| Provided entries |
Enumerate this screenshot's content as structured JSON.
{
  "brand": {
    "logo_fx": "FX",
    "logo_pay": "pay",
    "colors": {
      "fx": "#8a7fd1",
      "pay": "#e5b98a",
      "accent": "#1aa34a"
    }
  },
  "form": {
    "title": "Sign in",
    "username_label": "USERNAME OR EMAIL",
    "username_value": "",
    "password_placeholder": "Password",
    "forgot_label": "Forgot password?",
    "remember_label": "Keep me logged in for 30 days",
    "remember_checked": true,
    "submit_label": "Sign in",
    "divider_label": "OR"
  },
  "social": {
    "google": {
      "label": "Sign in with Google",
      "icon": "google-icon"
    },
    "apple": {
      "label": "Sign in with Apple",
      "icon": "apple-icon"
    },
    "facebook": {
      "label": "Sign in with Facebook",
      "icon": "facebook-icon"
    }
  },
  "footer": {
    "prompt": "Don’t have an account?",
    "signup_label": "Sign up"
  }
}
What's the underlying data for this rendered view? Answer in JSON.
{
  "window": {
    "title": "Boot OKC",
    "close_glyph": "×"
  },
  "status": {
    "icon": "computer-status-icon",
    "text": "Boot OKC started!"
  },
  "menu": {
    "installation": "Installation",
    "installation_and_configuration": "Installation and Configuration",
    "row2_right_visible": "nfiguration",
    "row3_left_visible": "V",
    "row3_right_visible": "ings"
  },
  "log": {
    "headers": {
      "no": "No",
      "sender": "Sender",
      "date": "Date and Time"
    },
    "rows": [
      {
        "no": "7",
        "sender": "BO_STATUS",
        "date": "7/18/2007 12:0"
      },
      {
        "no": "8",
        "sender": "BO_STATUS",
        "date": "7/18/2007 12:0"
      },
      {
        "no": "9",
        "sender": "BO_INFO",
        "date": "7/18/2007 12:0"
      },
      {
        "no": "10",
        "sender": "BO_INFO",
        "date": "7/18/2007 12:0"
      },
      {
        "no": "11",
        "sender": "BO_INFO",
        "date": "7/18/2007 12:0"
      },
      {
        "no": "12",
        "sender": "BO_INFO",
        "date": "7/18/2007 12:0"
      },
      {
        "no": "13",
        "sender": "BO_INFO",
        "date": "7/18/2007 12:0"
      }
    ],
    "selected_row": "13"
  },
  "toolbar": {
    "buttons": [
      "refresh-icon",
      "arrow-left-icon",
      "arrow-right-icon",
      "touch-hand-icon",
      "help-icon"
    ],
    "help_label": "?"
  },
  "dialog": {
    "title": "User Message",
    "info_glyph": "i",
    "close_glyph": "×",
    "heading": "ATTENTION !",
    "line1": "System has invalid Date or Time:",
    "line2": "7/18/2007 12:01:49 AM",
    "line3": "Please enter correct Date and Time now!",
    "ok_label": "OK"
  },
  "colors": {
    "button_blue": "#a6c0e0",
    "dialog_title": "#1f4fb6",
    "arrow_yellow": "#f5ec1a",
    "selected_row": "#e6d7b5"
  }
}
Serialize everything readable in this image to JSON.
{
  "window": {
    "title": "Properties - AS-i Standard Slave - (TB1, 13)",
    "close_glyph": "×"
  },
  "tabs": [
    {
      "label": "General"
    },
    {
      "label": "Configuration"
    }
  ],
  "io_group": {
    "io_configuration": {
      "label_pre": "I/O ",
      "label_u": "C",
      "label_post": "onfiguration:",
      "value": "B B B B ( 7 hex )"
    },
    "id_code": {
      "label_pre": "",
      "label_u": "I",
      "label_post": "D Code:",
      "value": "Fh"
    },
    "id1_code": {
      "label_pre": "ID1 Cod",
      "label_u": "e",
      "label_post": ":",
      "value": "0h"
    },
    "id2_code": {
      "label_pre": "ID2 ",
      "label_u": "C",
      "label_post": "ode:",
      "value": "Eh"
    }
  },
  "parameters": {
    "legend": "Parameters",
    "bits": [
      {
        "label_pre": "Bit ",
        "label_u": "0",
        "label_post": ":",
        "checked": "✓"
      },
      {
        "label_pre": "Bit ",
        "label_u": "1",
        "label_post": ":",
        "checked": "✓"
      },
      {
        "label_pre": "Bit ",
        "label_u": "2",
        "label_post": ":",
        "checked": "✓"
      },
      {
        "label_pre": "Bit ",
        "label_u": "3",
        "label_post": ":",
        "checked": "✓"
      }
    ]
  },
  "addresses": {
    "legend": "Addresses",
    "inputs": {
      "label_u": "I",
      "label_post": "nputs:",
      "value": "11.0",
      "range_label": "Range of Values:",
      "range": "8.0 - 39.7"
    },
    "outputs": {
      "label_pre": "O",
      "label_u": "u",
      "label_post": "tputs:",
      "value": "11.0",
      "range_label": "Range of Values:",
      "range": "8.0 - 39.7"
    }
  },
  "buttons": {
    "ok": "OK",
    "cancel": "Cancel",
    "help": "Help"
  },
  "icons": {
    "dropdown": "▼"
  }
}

| Set exercise |
Write out all the records above again, exactly as they stand.

| Finished answer |
Enumerate this screenshot's content as structured JSON.
{
  "brand": {
    "logo_fx": "FX",
    "logo_pay": "pay",
    "colors": {
      "fx": "#8a7fd1",
      "pay": "#e5b98a",
      "accent": "#1aa34a"
    }
  },
  "form": {
    "title": "Sign in",
    "username_label": "USERNAME OR EMAIL",
    "username_value": "",
    "password_placeholder": "Password",
    "forgot_label": "Forgot password?",
    "remember_label": "Keep me logged in for 30 days",
    "remember_checked": true,
    "submit_label": "Sign in",
    "divider_label": "OR"
  },
  "social": {
    "google": {
      "label": "Sign in with Google",
      "icon": "google-icon"
    },
    "apple": {
      "label": "Sign in with Apple",
      "icon": "apple-icon"
    },
    "facebook": {
      "label": "Sign in with Facebook",
      "icon": "facebook-icon"
    }
  },
  "footer": {
    "prompt": "Don’t have an account?",
    "signup_label": "Sign up"
  }
}
What's the underlying data for this rendered view? Answer in JSON.
{
  "window": {
    "title": "Boot OKC",
    "close_glyph": "×"
  },
  "status": {
    "icon": "computer-status-icon",
    "text": "Boot OKC started!"
  },
  "menu": {
    "installation": "Installation",
    "installation_and_configuration": "Installation and Configuration",
    "row2_right_visible": "nfiguration",
    "row3_left_visible": "V",
    "row3_right_visible": "ings"
  },
  "log": {
    "headers": {
      "no": "No",
      "sender": "Sender",
      "date": "Date and Time"
    },
    "rows": [
      {
        "no": "7",
        "sender": "BO_STATUS",
        "date": "7/18/2007 12:0"
      },
      {
        "no": "8",
        "sender": "BO_STATUS",
        "date": "7/18/2007 12:0"
      },
      {
        "no": "9",
        "sender": "BO_INFO",
        "date": "7/18/2007 12:0"
      },
      {
        "no": "10",
        "sender": "BO_INFO",
        "date": "7/18/2007 12:0"
      },
      {
        "no": "11",
        "sender": "BO_INFO",
        "date": "7/18/2007 12:0"
      },
      {
        "no": "12",
        "sender": "BO_INFO",
        "date": "7/18/2007 12:0"
      },
      {
        "no": "13",
        "sender": "BO_INFO",
        "date": "7/18/2007 12:0"
      }
    ],
    "selected_row": "13"
  },
  "toolbar": {
    "buttons": [
      "refresh-icon",
      "arrow-left-icon",
      "arrow-right-icon",
      "touch-hand-icon",
      "help-icon"
    ],
    "help_label": "?"
  },
  "dialog": {
    "title": "User Message",
    "info_glyph": "i",
    "close_glyph": "×",
    "heading": "ATTENTION !",
    "line1": "System has invalid Date or Time:",
    "line2": "7/18/2007 12:01:49 AM",
    "line3": "Please enter correct Date and Time now!",
    "ok_label": "OK"
  },
  "colors": {
    "button_blue": "#a6c0e0",
    "dialog_title": "#1f4fb6",
    "arrow_yellow": "#f5ec1a",
    "selected_row": "#e6d7b5"
  }
}
Serialize everything readable in this image to JSON.
{
  "window": {
    "title": "Properties - AS-i Standard Slave - (TB1, 13)",
    "close_glyph": "×"
  },
  "tabs": [
    {
      "label": "General"
    },
    {
      "label": "Configuration"
    }
  ],
  "io_group": {
    "io_configuration": {
      "label_pre": "I/O ",
      "label_u": "C",
      "label_post": "onfiguration:",
      "value": "B B B B ( 7 hex )"
    },
    "id_code": {
      "label_pre": "",
      "label_u": "I",
      "label_post": "D Code:",
      "value": "Fh"
    },
    "id1_code": {
      "label_pre": "ID1 Cod",
      "label_u": "e",
      "label_post": ":",
      "value": "0h"
    },
    "id2_code": {
      "label_pre": "ID2 ",
      "label_u": "C",
      "label_post": "ode:",
      "value": "Eh"
    }
  },
  "parameters": {
    "legend": "Parameters",
    "bits": [
      {
        "label_pre": "Bit ",
        "label_u": "0",
        "label_post": ":",
        "checked": "✓"
      },
      {
        "label_pre": "Bit ",
        "label_u": "1",
        "label_post": ":",
        "checked": "✓"
      },
      {
        "label_pre": "Bit ",
        "label_u": "2",
        "label_post": ":",
        "checked": "✓"
      },
      {
        "label_pre": "Bit ",
        "label_u": "3",
        "label_post": ":",
        "checked": "✓"
      }
    ]
  },
  "addresses": {
    "legend": "Addresses",
    "inputs": {
      "label_u": "I",
      "label_post": "nputs:",
      "value": "11.0",
      "range_label": "Range of Values:",
      "range": "8.0 - 39.7"
    },
    "outputs": {
      "label_pre": "O",
      "label_u": "u",
      "label_post": "tputs:",
      "value": "11.0",
      "range_label": "Range of Values:",
      "range": "8.0 - 39.7"
    }
  },
  "buttons": {
    "ok": "OK",
    "cancel": "Cancel",
    "help": "Help"
  },
  "icons": {
    "dropdown": "▼"
  }
}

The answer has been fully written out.